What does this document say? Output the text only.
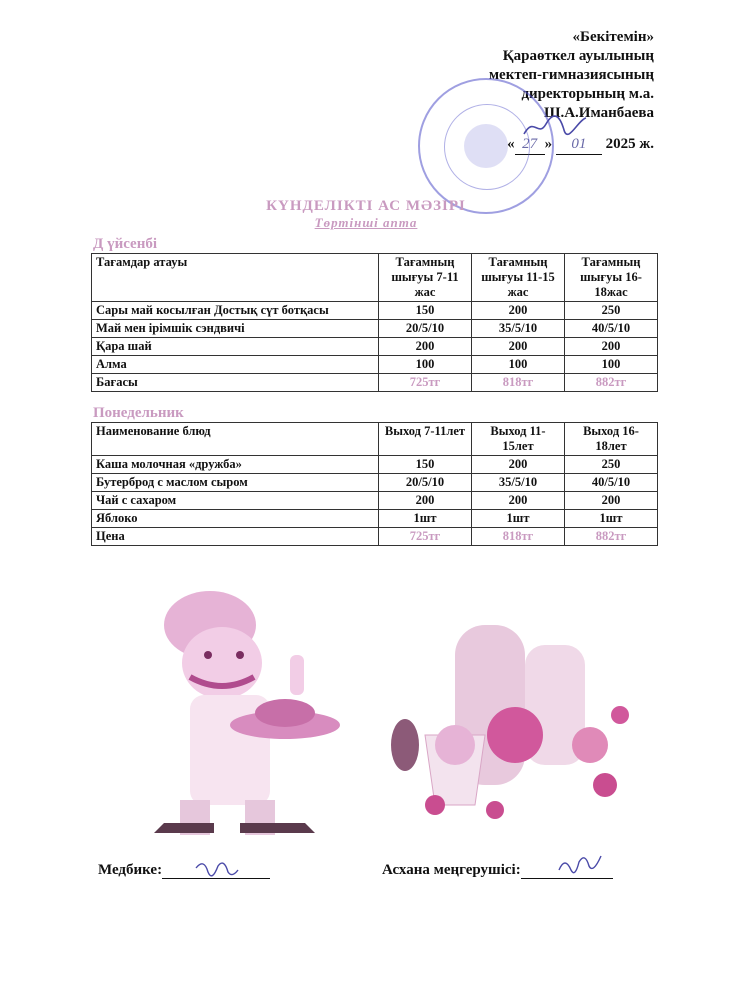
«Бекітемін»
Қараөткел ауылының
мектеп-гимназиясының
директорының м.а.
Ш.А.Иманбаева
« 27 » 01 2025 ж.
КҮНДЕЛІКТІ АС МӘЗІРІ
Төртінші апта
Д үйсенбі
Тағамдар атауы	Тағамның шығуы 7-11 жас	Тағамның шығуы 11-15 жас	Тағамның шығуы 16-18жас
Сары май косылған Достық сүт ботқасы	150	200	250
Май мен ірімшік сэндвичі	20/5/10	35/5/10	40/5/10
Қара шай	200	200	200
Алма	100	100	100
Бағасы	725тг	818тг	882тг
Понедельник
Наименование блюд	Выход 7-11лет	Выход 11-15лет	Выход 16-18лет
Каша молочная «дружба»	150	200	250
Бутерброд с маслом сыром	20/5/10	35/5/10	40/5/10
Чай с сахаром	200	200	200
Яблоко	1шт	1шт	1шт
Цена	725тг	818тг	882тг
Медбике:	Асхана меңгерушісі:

* * *

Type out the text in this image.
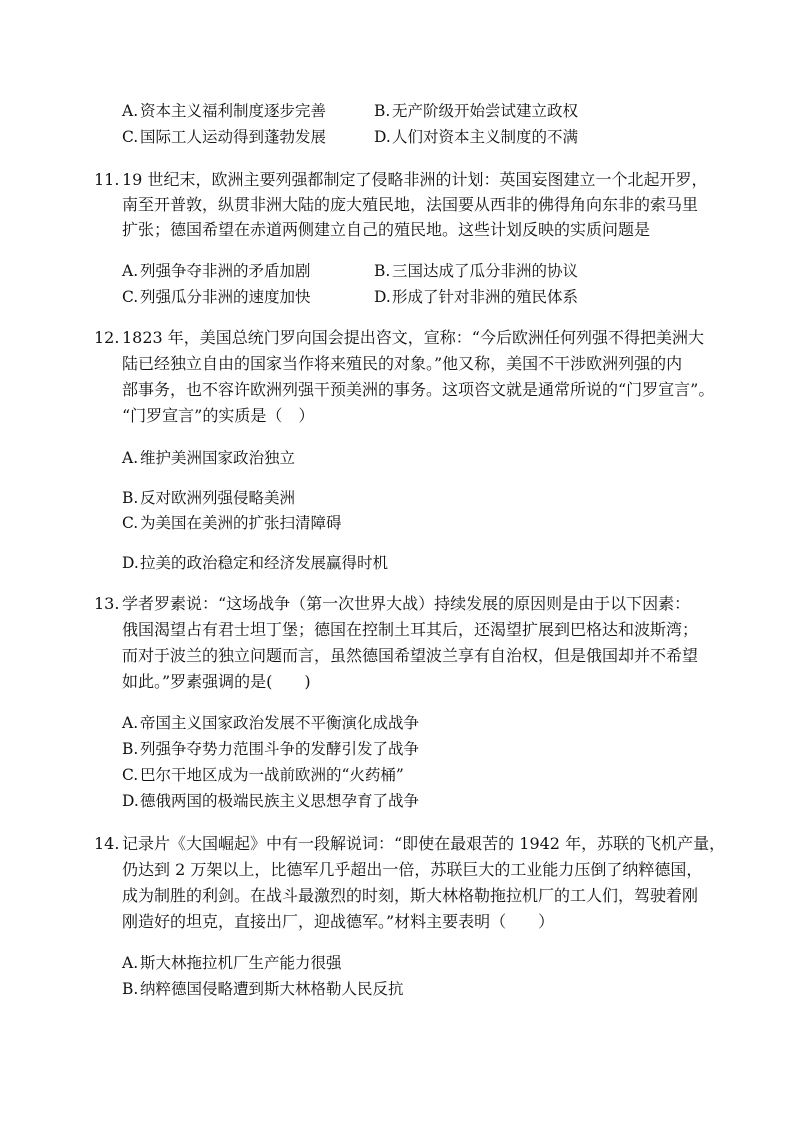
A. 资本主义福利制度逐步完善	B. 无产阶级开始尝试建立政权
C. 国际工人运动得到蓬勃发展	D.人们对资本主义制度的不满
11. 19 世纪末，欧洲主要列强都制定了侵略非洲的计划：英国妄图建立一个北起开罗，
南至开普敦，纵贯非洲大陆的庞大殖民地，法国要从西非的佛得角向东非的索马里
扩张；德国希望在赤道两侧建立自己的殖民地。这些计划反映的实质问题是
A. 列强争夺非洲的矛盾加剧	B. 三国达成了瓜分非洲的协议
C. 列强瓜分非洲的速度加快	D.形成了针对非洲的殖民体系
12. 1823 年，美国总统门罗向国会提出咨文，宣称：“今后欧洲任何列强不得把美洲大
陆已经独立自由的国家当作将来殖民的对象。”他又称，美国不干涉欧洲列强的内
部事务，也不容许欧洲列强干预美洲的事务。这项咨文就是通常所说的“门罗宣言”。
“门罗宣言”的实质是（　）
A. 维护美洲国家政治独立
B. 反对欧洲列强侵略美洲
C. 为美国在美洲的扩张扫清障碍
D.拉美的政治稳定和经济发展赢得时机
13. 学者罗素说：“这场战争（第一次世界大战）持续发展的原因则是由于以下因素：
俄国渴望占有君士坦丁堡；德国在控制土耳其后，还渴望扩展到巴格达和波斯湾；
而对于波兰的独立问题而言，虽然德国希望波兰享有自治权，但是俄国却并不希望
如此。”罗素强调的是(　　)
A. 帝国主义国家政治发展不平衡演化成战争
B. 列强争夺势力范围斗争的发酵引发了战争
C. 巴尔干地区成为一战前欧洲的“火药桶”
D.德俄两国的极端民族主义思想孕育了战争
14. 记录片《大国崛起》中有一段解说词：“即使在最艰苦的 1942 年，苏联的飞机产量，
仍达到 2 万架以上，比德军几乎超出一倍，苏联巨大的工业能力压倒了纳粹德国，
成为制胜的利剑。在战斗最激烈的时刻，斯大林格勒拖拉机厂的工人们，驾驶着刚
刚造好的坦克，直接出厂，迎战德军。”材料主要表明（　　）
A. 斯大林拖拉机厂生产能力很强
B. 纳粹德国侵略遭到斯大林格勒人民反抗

▶ [YOUR INSTRUCTIONS]
From the listing above, copy all lines holding the word "门罗宣言".

▶ [RESPONSE TO THE EXERCISE]
部事务，也不容许欧洲列强干预美洲的事务。这项咨文就是通常所说的“门罗宣言”。
“门罗宣言”的实质是（　）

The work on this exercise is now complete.